# What is being asked:
Write out the entries below once more, exactly, with the pictures left out.

(Lines of data)
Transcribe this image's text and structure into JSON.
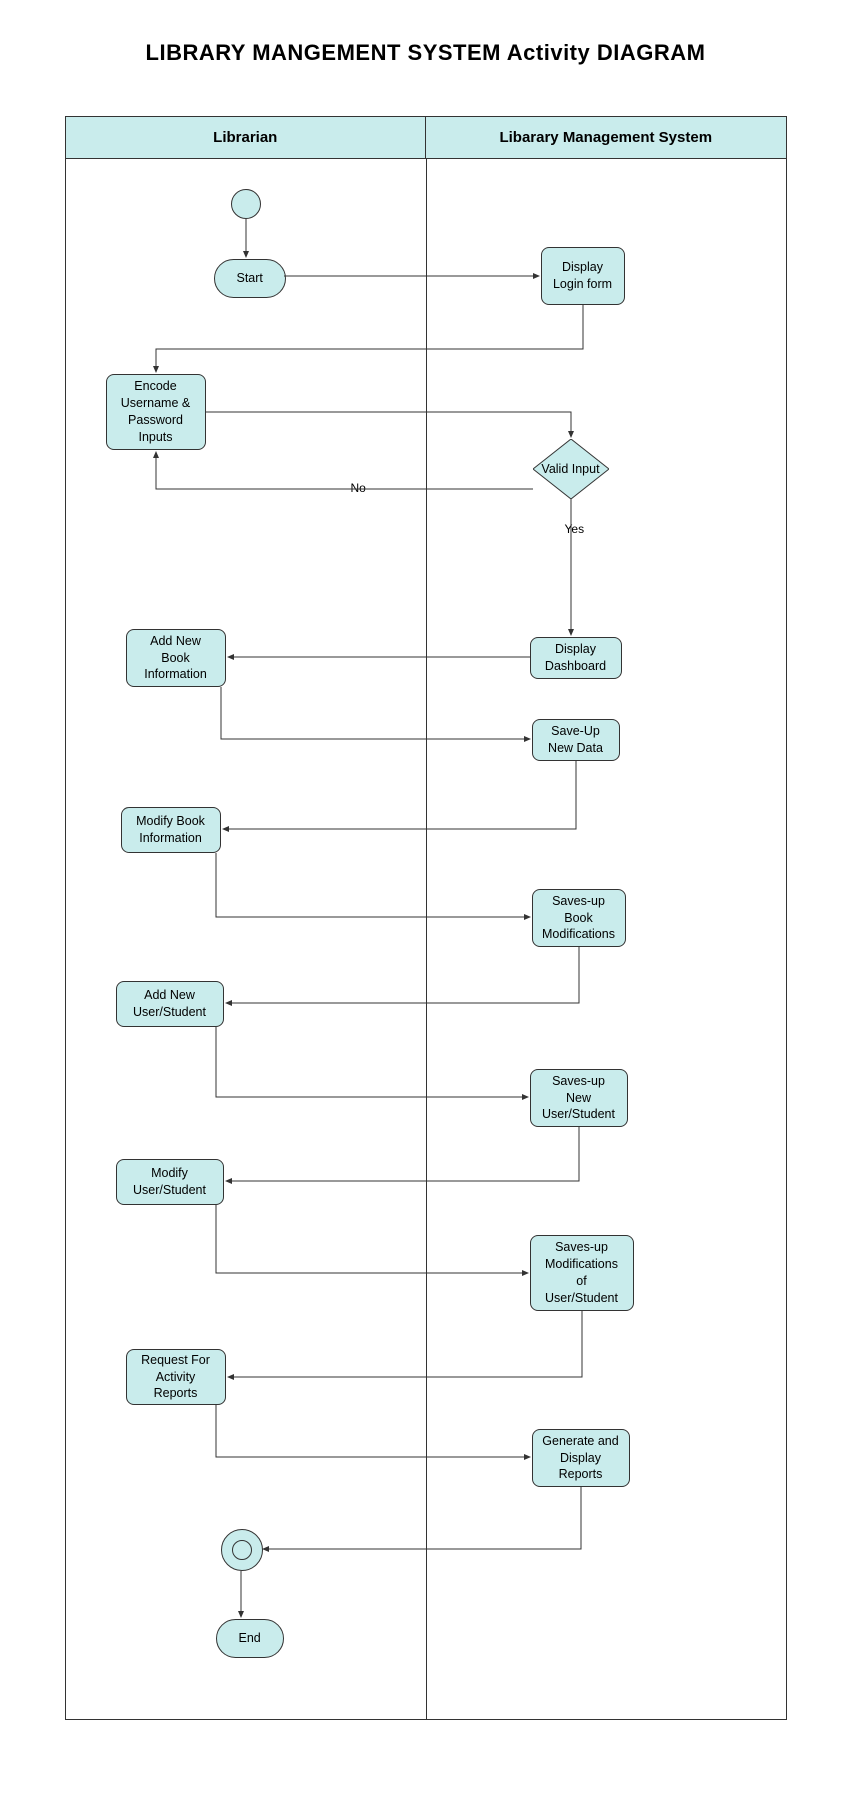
{
  "title": "LIBRARY MANGEMENT SYSTEM Activity DIAGRAM",
  "lanes": {
    "left": "Librarian",
    "right": "Libarary Management System"
  },
  "nodes": {
    "start": "Start",
    "encode": "Encode Username & Password Inputs",
    "addBook": "Add New Book Information",
    "modifyBook": "Modify Book Information",
    "addUser": "Add New User/Student",
    "modifyUser": "Modify User/Student",
    "reqReports": "Request For Activity Reports",
    "end": "End",
    "displayLogin": "Display Login form",
    "validInput": "Valid Input",
    "displayDash": "Display Dashboard",
    "saveNewData": "Save-Up New Data",
    "saveBookMod": "Saves-up Book Modifications",
    "saveNewUser": "Saves-up New User/Student",
    "saveUserMod": "Saves-up Modifications of User/Student",
    "genReports": "Generate and Display Reports"
  },
  "edgeLabels": {
    "no": "No",
    "yes": "Yes"
  }
}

# Output of the task:
Transcribe this image's text and structure into JSON.
{
  "title": "LIBRARY MANGEMENT SYSTEM Activity DIAGRAM",
  "lanes": {
    "left": "Librarian",
    "right": "Libarary Management System"
  },
  "nodes": {
    "start": "Start",
    "encode": "Encode Username & Password Inputs",
    "addBook": "Add New Book Information",
    "modifyBook": "Modify Book Information",
    "addUser": "Add New User/Student",
    "modifyUser": "Modify User/Student",
    "reqReports": "Request For Activity Reports",
    "end": "End",
    "displayLogin": "Display Login form",
    "validInput": "Valid Input",
    "displayDash": "Display Dashboard",
    "saveNewData": "Save-Up New Data",
    "saveBookMod": "Saves-up Book Modifications",
    "saveNewUser": "Saves-up New User/Student",
    "saveUserMod": "Saves-up Modifications of User/Student",
    "genReports": "Generate and Display Reports"
  },
  "edgeLabels": {
    "no": "No",
    "yes": "Yes"
  }
}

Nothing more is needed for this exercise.